## [Written request]
Only the number is needed: how many lines of the records include "time"?

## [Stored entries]
+ + + + +

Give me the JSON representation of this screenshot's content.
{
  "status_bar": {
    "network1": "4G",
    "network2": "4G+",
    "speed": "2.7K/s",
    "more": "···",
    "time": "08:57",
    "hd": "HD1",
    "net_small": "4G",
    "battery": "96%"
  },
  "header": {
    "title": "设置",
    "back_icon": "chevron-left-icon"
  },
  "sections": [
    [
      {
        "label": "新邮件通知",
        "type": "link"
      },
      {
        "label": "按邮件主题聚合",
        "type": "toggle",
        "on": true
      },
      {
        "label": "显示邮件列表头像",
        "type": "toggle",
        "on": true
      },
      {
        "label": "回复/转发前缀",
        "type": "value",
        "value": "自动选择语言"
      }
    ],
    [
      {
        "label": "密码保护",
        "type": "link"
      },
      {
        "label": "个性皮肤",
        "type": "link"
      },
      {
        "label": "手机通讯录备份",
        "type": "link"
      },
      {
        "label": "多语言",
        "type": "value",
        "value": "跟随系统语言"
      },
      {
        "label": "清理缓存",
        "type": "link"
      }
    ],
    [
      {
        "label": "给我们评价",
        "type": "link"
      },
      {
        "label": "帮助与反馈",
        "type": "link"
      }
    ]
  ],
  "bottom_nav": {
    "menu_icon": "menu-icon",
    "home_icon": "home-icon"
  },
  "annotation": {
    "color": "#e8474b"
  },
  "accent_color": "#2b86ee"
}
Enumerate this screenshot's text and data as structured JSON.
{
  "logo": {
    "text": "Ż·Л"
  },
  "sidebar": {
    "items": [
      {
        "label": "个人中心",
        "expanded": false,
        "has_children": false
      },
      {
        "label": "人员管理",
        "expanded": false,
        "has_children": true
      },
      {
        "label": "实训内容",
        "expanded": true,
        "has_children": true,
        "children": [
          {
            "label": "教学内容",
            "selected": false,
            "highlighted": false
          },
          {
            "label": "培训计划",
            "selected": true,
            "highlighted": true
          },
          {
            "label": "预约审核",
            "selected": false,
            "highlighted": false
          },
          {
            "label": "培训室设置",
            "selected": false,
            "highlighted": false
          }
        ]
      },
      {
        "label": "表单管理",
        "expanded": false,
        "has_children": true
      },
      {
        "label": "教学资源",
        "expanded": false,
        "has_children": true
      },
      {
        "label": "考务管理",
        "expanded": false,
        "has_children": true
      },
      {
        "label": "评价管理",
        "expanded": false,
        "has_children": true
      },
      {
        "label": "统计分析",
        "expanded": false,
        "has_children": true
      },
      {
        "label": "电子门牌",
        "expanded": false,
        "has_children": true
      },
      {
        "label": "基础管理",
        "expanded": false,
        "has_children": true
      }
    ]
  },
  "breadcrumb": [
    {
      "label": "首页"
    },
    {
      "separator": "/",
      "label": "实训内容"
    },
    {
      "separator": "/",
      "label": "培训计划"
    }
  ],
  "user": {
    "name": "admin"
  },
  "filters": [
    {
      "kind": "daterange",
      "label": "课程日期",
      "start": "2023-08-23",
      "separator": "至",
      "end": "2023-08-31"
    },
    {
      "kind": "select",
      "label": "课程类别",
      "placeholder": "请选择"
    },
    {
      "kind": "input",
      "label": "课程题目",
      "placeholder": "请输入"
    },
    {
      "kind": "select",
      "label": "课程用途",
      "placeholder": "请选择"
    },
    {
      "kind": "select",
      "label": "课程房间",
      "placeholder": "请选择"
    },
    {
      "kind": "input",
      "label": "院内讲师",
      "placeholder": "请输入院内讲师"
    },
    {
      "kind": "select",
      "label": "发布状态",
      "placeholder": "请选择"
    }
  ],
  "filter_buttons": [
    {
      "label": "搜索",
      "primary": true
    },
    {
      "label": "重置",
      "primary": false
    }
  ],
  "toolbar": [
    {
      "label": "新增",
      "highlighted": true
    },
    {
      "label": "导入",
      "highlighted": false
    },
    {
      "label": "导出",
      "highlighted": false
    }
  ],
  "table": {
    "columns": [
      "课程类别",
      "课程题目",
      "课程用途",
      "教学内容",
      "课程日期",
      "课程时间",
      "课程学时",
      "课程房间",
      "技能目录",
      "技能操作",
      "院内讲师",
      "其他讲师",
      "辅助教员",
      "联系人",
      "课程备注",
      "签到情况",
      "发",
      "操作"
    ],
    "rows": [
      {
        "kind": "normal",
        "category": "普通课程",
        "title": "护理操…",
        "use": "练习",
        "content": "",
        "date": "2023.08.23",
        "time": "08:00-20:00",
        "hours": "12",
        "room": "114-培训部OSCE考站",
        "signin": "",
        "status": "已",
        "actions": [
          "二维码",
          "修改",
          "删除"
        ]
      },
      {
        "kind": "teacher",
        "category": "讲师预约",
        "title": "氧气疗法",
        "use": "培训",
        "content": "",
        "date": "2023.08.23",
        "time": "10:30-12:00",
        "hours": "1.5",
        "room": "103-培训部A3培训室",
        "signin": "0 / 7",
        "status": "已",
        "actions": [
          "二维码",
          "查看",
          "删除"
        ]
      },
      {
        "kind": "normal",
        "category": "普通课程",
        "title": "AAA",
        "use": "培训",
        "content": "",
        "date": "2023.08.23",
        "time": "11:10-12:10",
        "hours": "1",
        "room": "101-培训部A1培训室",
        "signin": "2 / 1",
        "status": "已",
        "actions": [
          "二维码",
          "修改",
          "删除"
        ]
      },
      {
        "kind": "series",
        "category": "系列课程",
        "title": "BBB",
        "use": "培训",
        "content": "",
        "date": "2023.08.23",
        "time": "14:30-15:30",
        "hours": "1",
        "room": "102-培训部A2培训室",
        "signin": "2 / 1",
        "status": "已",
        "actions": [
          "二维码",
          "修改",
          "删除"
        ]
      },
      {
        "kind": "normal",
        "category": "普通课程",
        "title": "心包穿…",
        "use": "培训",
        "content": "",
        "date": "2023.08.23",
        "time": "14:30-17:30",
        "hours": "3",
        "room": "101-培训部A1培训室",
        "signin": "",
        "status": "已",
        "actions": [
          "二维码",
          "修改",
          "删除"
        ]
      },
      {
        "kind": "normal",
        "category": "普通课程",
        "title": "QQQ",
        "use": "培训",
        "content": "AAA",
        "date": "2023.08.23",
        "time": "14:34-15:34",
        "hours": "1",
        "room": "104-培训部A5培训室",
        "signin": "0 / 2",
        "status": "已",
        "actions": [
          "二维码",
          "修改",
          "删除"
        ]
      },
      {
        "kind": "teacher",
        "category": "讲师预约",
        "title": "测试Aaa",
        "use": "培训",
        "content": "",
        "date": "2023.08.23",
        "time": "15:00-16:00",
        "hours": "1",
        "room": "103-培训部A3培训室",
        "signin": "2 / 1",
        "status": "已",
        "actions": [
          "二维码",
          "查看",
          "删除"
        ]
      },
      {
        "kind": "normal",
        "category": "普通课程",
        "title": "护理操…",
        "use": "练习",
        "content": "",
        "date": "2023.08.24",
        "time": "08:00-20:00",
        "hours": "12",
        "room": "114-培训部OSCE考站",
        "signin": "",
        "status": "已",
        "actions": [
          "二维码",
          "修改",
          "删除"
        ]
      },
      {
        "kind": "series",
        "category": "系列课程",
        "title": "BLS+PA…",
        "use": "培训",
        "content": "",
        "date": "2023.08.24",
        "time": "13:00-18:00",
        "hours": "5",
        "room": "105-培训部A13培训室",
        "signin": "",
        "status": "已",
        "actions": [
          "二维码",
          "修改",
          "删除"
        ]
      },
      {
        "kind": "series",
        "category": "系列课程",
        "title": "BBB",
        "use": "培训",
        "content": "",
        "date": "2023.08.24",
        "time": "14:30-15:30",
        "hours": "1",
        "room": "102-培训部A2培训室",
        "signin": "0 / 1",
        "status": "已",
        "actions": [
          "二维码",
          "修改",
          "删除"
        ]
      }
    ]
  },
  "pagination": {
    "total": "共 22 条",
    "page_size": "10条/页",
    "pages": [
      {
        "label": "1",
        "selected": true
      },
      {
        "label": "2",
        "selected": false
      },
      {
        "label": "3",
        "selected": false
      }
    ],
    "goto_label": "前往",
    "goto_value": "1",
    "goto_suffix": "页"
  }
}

+ + + + +

## [Correct answer]
11